═══ Data in this exercise

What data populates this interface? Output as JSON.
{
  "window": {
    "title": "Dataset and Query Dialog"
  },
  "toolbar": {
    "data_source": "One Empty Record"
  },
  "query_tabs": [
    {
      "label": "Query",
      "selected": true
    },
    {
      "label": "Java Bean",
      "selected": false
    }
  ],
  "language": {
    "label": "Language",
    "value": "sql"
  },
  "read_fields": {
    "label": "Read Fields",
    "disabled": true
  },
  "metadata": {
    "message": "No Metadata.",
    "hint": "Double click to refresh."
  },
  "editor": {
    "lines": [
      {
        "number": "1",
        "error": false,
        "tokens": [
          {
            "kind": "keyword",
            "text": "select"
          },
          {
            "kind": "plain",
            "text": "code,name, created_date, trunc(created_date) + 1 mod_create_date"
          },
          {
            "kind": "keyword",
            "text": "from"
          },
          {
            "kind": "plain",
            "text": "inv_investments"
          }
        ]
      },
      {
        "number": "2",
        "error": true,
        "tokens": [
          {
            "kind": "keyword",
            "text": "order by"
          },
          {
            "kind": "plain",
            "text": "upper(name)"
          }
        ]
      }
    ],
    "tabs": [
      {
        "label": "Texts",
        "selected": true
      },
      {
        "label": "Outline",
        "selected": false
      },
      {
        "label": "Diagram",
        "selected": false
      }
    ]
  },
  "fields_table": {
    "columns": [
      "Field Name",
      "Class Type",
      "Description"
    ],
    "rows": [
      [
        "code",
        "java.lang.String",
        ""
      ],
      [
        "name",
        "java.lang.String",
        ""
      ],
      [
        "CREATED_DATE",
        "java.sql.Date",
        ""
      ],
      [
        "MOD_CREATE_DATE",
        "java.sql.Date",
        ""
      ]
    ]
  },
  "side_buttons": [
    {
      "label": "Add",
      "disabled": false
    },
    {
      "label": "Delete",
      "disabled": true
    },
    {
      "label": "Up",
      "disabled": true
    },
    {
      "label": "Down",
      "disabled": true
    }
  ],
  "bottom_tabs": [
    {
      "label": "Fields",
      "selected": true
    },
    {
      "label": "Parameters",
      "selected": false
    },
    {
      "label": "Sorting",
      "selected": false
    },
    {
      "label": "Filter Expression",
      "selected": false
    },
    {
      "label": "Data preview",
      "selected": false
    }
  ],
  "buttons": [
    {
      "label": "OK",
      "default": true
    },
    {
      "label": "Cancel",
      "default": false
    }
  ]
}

══════

=== Description of the task ===
Write out all of the records once more, exactly.

=== Answer ===
What data populates this interface? Output as JSON.
{
  "window": {
    "title": "Dataset and Query Dialog"
  },
  "toolbar": {
    "data_source": "One Empty Record"
  },
  "query_tabs": [
    {
      "label": "Query",
      "selected": true
    },
    {
      "label": "Java Bean",
      "selected": false
    }
  ],
  "language": {
    "label": "Language",
    "value": "sql"
  },
  "read_fields": {
    "label": "Read Fields",
    "disabled": true
  },
  "metadata": {
    "message": "No Metadata.",
    "hint": "Double click to refresh."
  },
  "editor": {
    "lines": [
      {
        "number": "1",
        "error": false,
        "tokens": [
          {
            "kind": "keyword",
            "text": "select"
          },
          {
            "kind": "plain",
            "text": "code,name, created_date, trunc(created_date) + 1 mod_create_date"
          },
          {
            "kind": "keyword",
            "text": "from"
          },
          {
            "kind": "plain",
            "text": "inv_investments"
          }
        ]
      },
      {
        "number": "2",
        "error": true,
        "tokens": [
          {
            "kind": "keyword",
            "text": "order by"
          },
          {
            "kind": "plain",
            "text": "upper(name)"
          }
        ]
      }
    ],
    "tabs": [
      {
        "label": "Texts",
        "selected": true
      },
      {
        "label": "Outline",
        "selected": false
      },
      {
        "label": "Diagram",
        "selected": false
      }
    ]
  },
  "fields_table": {
    "columns": [
      "Field Name",
      "Class Type",
      "Description"
    ],
    "rows": [
      [
        "code",
        "java.lang.String",
        ""
      ],
      [
        "name",
        "java.lang.String",
        ""
      ],
      [
        "CREATED_DATE",
        "java.sql.Date",
        ""
      ],
      [
        "MOD_CREATE_DATE",
        "java.sql.Date",
        ""
      ]
    ]
  },
  "side_buttons": [
    {
      "label": "Add",
      "disabled": false
    },
    {
      "label": "Delete",
      "disabled": true
    },
    {
      "label": "Up",
      "disabled": true
    },
    {
      "label": "Down",
      "disabled": true
    }
  ],
  "bottom_tabs": [
    {
      "label": "Fields",
      "selected": true
    },
    {
      "label": "Parameters",
      "selected": false
    },
    {
      "label": "Sorting",
      "selected": false
    },
    {
      "label": "Filter Expression",
      "selected": false
    },
    {
      "label": "Data preview",
      "selected": false
    }
  ],
  "buttons": [
    {
      "label": "OK",
      "default": true
    },
    {
      "label": "Cancel",
      "default": false
    }
  ]
}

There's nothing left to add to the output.